##### STUDY TEXT #####

Real-Time Algorithm-Driven Ventilation Feedback to Improve Lung-Protective Ventilation in Critically Ill Patients (REALVENT)

The REALVENT trial is designed to evaluate whether a real-time, algorithm-driven ventilation feedback strategy can improve lung-protective ventilation (LPV) achievement rates in critically ill patients receiving invasive mechanical ventilation. This multicentre randomised controlled trial will compare real-time respiratory waveform monitoring with automated feedback against standard ICU care. The primary endpoint is the LPV achievement rate over the first 72 hours.

Study Overview

• Status: Not yet recruiting
• Conditions: Critical Illness; Respiratory Failure; ARDS (Acute Respiratory Distress Syndrome); VILI (Ventilator-induced Lung Injury)
• Intervention / Treatment: Device: REal-time Algorithm-driven Ventilation feedback to improve lung-protective ventilation in critically; Other: Standard ICU care

Detailed Description

Mechanical ventilation is essential in modern intensive care but may cause ventilator-induced lung injury (VILI) when delivered with excessive tidal volume, airway pressure, or mechanical power, or in the presence of unrecognised patient-ventilator asynchrony. Despite guideline recommendations to limit tidal volume, plateau pressure, and driving pressure, real-world adherence to lung-protective ventilation (LPV) remains suboptimal, and clinicians often rely on intermittent, manual review of ventilator settings and waveforms.

#####

EXERCISE REQUIREMENTS: In the REALVENT trial description, what is the primary endpoint?

##### EXCERPTED RECORDS #####

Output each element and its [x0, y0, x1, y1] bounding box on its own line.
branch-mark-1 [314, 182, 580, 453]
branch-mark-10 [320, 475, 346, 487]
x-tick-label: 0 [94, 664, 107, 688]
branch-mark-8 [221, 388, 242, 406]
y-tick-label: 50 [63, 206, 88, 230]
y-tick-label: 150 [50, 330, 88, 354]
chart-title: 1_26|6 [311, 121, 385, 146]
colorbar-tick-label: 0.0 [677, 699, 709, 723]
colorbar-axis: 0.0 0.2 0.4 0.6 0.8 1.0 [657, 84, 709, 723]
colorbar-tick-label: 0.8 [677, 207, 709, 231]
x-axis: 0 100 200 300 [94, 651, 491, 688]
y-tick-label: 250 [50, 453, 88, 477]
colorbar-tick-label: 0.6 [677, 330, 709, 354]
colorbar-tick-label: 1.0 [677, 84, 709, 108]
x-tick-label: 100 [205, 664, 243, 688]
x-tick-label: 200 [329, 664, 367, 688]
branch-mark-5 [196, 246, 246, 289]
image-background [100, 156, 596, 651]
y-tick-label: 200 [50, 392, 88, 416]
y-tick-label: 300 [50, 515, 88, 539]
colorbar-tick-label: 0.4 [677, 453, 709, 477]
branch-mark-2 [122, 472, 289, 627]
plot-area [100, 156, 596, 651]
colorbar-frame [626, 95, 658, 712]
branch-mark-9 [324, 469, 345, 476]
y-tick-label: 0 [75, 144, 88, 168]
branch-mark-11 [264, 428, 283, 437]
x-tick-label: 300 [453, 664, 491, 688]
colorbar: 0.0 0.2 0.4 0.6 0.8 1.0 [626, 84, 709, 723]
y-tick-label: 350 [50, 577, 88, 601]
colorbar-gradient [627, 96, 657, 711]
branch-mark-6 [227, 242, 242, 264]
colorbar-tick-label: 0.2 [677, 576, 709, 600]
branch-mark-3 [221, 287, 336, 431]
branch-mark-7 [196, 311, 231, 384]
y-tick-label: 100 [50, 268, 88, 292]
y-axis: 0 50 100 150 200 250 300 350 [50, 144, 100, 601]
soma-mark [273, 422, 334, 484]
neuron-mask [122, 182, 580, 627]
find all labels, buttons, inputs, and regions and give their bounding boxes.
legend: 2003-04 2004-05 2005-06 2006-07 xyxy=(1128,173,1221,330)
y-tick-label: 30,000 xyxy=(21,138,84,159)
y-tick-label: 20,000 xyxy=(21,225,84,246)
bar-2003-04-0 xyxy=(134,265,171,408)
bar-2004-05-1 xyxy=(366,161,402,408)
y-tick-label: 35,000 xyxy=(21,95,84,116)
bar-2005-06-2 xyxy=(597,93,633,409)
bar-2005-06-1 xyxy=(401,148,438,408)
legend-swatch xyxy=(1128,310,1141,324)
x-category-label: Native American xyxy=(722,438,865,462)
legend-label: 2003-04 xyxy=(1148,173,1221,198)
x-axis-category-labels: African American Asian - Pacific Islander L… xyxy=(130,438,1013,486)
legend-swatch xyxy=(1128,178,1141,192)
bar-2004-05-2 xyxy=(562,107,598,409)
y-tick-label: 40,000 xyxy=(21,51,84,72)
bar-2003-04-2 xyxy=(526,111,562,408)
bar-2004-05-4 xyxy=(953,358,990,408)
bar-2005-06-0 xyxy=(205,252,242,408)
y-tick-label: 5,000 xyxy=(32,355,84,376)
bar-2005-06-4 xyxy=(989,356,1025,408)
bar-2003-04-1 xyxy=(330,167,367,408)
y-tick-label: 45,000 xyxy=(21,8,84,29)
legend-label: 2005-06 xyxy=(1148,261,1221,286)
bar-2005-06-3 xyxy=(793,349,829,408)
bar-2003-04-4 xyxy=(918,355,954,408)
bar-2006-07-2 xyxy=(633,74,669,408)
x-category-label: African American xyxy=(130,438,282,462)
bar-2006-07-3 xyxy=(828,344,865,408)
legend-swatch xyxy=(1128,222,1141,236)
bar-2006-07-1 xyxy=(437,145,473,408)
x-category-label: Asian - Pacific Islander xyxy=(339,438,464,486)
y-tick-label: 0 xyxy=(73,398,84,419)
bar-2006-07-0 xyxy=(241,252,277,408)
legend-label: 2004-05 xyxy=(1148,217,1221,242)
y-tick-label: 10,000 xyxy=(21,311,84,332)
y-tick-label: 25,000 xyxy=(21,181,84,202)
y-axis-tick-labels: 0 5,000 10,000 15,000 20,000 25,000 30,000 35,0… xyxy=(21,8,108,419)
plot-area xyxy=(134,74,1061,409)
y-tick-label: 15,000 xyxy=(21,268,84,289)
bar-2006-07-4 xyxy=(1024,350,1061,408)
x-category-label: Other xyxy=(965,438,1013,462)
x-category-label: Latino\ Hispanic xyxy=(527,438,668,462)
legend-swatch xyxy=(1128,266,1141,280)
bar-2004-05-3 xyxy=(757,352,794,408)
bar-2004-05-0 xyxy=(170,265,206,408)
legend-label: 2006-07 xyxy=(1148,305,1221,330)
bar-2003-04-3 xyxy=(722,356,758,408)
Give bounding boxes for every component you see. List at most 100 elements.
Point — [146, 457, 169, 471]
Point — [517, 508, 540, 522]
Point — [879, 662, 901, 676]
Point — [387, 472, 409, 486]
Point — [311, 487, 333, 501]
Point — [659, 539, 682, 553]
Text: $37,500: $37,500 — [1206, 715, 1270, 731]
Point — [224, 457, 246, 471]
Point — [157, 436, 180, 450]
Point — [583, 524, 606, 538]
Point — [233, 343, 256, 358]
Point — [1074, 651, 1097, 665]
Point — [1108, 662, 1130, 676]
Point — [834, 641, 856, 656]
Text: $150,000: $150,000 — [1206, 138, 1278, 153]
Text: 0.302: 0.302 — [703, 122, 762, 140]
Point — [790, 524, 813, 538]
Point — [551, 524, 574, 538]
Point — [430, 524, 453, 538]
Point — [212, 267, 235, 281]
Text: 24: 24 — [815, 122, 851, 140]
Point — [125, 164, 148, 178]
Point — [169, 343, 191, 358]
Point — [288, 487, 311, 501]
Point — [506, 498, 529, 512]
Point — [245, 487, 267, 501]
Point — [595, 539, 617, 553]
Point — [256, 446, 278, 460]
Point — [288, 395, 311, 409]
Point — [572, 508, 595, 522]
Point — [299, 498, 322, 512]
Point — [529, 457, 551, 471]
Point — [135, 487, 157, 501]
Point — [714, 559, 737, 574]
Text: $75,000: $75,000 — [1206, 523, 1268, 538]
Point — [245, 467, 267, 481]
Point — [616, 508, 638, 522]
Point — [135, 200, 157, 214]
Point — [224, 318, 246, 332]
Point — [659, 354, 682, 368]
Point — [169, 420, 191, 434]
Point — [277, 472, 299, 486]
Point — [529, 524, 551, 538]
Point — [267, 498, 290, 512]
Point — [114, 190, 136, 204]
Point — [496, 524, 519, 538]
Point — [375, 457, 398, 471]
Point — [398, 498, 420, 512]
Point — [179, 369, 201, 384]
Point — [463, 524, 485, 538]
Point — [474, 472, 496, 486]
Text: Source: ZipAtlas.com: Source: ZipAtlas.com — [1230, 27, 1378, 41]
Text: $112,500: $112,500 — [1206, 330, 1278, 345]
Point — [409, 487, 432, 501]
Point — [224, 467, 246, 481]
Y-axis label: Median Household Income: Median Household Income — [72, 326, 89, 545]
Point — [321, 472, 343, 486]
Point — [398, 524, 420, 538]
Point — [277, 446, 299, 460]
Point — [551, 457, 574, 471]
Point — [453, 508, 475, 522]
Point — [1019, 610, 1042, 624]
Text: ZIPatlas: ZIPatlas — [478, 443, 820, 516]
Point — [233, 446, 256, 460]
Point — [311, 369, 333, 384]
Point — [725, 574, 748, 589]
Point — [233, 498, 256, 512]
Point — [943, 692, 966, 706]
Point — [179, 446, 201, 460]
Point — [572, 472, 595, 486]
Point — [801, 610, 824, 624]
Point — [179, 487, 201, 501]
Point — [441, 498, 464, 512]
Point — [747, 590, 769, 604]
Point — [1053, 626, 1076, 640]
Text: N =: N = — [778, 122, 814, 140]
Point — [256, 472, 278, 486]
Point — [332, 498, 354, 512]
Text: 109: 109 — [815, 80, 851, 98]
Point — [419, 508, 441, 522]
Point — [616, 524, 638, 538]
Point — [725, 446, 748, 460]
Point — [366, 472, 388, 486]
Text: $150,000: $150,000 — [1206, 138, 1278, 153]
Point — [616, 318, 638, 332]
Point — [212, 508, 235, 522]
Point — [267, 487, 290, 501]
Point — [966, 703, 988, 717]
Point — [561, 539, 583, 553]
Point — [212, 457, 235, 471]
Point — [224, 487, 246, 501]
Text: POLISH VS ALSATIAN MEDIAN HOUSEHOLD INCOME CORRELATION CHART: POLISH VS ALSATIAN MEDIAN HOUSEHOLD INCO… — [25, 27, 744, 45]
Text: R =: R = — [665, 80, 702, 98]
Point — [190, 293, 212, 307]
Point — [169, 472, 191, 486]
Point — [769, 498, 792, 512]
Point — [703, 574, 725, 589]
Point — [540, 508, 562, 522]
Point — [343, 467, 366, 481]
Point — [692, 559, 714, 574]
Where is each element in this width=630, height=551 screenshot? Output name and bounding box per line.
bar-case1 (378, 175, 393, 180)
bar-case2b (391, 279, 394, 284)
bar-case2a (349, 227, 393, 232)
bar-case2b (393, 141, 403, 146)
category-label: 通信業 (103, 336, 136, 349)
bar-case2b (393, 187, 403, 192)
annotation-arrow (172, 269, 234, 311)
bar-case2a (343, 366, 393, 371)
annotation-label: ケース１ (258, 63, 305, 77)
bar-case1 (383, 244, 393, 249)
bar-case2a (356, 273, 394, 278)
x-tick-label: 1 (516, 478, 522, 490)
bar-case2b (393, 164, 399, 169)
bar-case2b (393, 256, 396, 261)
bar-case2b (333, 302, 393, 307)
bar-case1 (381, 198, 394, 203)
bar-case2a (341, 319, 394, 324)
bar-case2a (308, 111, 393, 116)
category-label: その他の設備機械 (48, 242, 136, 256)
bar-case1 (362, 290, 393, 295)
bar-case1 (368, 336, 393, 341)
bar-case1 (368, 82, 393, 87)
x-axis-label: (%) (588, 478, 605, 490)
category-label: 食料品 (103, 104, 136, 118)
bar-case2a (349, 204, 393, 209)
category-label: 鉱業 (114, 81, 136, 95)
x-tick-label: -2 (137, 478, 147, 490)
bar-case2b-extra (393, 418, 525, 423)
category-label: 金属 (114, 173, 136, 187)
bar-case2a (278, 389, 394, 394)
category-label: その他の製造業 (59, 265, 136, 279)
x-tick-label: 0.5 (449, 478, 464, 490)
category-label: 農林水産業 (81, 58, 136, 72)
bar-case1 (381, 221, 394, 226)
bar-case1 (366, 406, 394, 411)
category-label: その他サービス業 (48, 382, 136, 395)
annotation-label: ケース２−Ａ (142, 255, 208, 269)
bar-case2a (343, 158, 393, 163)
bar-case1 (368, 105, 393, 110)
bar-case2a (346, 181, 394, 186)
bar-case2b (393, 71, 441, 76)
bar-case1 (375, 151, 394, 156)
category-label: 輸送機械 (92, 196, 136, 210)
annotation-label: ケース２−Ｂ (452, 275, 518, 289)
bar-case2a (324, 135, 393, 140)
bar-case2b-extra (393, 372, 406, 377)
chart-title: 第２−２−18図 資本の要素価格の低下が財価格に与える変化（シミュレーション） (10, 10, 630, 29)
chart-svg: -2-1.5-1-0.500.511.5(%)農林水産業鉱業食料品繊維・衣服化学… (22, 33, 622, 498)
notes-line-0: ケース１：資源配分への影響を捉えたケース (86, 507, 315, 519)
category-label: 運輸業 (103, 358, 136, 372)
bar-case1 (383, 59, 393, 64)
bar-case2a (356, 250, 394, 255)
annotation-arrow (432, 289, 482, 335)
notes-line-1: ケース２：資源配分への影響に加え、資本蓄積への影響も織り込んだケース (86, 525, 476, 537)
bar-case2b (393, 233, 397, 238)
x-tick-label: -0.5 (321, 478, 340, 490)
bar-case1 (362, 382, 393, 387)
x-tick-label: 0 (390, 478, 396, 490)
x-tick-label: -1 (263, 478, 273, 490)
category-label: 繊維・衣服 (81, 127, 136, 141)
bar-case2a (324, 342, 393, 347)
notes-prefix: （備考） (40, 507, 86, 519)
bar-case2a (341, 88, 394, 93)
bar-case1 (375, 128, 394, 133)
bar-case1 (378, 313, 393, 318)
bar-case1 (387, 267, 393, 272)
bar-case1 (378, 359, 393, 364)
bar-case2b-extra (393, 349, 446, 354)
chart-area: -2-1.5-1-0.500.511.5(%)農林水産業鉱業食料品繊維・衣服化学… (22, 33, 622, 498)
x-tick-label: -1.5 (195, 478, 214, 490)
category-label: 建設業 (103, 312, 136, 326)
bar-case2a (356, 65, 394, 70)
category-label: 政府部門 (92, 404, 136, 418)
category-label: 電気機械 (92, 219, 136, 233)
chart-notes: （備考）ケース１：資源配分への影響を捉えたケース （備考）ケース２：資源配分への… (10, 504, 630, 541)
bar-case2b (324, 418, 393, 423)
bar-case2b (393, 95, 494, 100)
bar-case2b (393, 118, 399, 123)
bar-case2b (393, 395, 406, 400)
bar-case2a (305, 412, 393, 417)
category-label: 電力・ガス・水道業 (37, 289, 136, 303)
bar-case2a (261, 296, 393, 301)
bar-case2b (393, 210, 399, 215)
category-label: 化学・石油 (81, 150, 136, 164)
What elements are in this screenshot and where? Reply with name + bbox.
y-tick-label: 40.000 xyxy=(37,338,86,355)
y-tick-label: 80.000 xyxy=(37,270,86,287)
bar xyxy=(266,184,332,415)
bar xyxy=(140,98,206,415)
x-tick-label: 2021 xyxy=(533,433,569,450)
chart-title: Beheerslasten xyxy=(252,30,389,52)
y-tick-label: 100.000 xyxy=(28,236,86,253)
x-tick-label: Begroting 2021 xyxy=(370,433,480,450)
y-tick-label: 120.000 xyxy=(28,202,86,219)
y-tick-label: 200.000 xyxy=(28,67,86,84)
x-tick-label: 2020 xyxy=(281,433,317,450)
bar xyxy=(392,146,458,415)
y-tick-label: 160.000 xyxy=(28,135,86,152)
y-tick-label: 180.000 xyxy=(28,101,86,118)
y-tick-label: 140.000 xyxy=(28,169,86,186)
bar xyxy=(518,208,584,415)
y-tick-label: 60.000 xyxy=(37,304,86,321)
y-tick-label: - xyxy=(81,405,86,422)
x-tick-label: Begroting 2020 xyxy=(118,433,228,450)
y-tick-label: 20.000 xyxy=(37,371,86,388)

#####

SOLUTION BELOW: The lung-protective ventilation (LPV) achievement rate over the first 72 hours.